▶ **PROBLEM DETAILS**
Word for word, restate every line of the listing that follows.

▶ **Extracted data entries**

··········

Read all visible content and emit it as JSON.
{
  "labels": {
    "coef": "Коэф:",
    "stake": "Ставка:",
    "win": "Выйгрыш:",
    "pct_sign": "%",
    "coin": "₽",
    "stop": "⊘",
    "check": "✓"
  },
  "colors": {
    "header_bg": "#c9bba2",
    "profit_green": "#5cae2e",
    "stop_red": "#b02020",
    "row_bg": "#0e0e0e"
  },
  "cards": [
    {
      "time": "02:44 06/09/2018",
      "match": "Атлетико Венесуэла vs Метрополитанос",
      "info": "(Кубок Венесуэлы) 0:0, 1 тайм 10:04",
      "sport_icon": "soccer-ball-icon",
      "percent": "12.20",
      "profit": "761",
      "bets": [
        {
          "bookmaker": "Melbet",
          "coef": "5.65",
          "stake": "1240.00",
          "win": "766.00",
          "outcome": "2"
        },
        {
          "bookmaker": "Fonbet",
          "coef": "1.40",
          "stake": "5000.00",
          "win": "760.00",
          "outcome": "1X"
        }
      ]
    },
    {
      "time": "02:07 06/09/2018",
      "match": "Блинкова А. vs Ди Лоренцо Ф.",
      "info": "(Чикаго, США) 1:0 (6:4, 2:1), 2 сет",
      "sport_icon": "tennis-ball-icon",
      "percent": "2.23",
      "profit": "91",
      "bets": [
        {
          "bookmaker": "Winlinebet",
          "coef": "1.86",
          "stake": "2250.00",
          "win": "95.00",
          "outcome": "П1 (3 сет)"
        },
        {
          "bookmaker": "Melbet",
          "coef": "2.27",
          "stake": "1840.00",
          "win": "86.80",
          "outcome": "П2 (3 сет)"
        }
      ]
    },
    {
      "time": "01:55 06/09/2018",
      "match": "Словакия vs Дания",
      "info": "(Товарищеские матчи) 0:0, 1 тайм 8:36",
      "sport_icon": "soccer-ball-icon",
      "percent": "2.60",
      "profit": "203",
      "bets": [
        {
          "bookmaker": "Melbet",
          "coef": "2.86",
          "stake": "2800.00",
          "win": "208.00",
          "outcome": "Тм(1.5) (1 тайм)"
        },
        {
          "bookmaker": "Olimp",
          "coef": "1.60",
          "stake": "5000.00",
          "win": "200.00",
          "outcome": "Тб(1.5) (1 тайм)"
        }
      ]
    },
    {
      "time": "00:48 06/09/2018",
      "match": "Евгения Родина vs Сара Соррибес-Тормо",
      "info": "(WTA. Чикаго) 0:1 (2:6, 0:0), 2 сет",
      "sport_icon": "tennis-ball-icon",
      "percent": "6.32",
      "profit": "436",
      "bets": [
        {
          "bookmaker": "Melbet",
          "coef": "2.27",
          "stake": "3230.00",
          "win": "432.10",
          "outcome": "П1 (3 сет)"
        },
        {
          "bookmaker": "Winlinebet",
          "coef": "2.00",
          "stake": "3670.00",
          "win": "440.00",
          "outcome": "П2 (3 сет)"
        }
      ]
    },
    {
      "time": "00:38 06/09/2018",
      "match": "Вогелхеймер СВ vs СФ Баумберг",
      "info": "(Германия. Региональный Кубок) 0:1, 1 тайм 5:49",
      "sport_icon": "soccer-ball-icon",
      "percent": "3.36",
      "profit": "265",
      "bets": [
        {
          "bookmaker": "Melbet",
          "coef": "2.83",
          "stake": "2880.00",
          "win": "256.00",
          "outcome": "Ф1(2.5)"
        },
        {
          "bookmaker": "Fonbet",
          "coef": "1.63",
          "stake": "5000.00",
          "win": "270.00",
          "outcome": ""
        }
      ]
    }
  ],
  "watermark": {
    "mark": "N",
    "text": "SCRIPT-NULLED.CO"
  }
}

··········

▶ **ANSWER**
Read all visible content and emit it as JSON.
{
  "labels": {
    "coef": "Коэф:",
    "stake": "Ставка:",
    "win": "Выйгрыш:",
    "pct_sign": "%",
    "coin": "₽",
    "stop": "⊘",
    "check": "✓"
  },
  "colors": {
    "header_bg": "#c9bba2",
    "profit_green": "#5cae2e",
    "stop_red": "#b02020",
    "row_bg": "#0e0e0e"
  },
  "cards": [
    {
      "time": "02:44 06/09/2018",
      "match": "Атлетико Венесуэла vs Метрополитанос",
      "info": "(Кубок Венесуэлы) 0:0, 1 тайм 10:04",
      "sport_icon": "soccer-ball-icon",
      "percent": "12.20",
      "profit": "761",
      "bets": [
        {
          "bookmaker": "Melbet",
          "coef": "5.65",
          "stake": "1240.00",
          "win": "766.00",
          "outcome": "2"
        },
        {
          "bookmaker": "Fonbet",
          "coef": "1.40",
          "stake": "5000.00",
          "win": "760.00",
          "outcome": "1X"
        }
      ]
    },
    {
      "time": "02:07 06/09/2018",
      "match": "Блинкова А. vs Ди Лоренцо Ф.",
      "info": "(Чикаго, США) 1:0 (6:4, 2:1), 2 сет",
      "sport_icon": "tennis-ball-icon",
      "percent": "2.23",
      "profit": "91",
      "bets": [
        {
          "bookmaker": "Winlinebet",
          "coef": "1.86",
          "stake": "2250.00",
          "win": "95.00",
          "outcome": "П1 (3 сет)"
        },
        {
          "bookmaker": "Melbet",
          "coef": "2.27",
          "stake": "1840.00",
          "win": "86.80",
          "outcome": "П2 (3 сет)"
        }
      ]
    },
    {
      "time": "01:55 06/09/2018",
      "match": "Словакия vs Дания",
      "info": "(Товарищеские матчи) 0:0, 1 тайм 8:36",
      "sport_icon": "soccer-ball-icon",
      "percent": "2.60",
      "profit": "203",
      "bets": [
        {
          "bookmaker": "Melbet",
          "coef": "2.86",
          "stake": "2800.00",
          "win": "208.00",
          "outcome": "Тм(1.5) (1 тайм)"
        },
        {
          "bookmaker": "Olimp",
          "coef": "1.60",
          "stake": "5000.00",
          "win": "200.00",
          "outcome": "Тб(1.5) (1 тайм)"
        }
      ]
    },
    {
      "time": "00:48 06/09/2018",
      "match": "Евгения Родина vs Сара Соррибес-Тормо",
      "info": "(WTA. Чикаго) 0:1 (2:6, 0:0), 2 сет",
      "sport_icon": "tennis-ball-icon",
      "percent": "6.32",
      "profit": "436",
      "bets": [
        {
          "bookmaker": "Melbet",
          "coef": "2.27",
          "stake": "3230.00",
          "win": "432.10",
          "outcome": "П1 (3 сет)"
        },
        {
          "bookmaker": "Winlinebet",
          "coef": "2.00",
          "stake": "3670.00",
          "win": "440.00",
          "outcome": "П2 (3 сет)"
        }
      ]
    },
    {
      "time": "00:38 06/09/2018",
      "match": "Вогелхеймер СВ vs СФ Баумберг",
      "info": "(Германия. Региональный Кубок) 0:1, 1 тайм 5:49",
      "sport_icon": "soccer-ball-icon",
      "percent": "3.36",
      "profit": "265",
      "bets": [
        {
          "bookmaker": "Melbet",
          "coef": "2.83",
          "stake": "2880.00",
          "win": "256.00",
          "outcome": "Ф1(2.5)"
        },
        {
          "bookmaker": "Fonbet",
          "coef": "1.63",
          "stake": "5000.00",
          "win": "270.00",
          "outcome": ""
        }
      ]
    }
  ],
  "watermark": {
    "mark": "N",
    "text": "SCRIPT-NULLED.CO"
  }
}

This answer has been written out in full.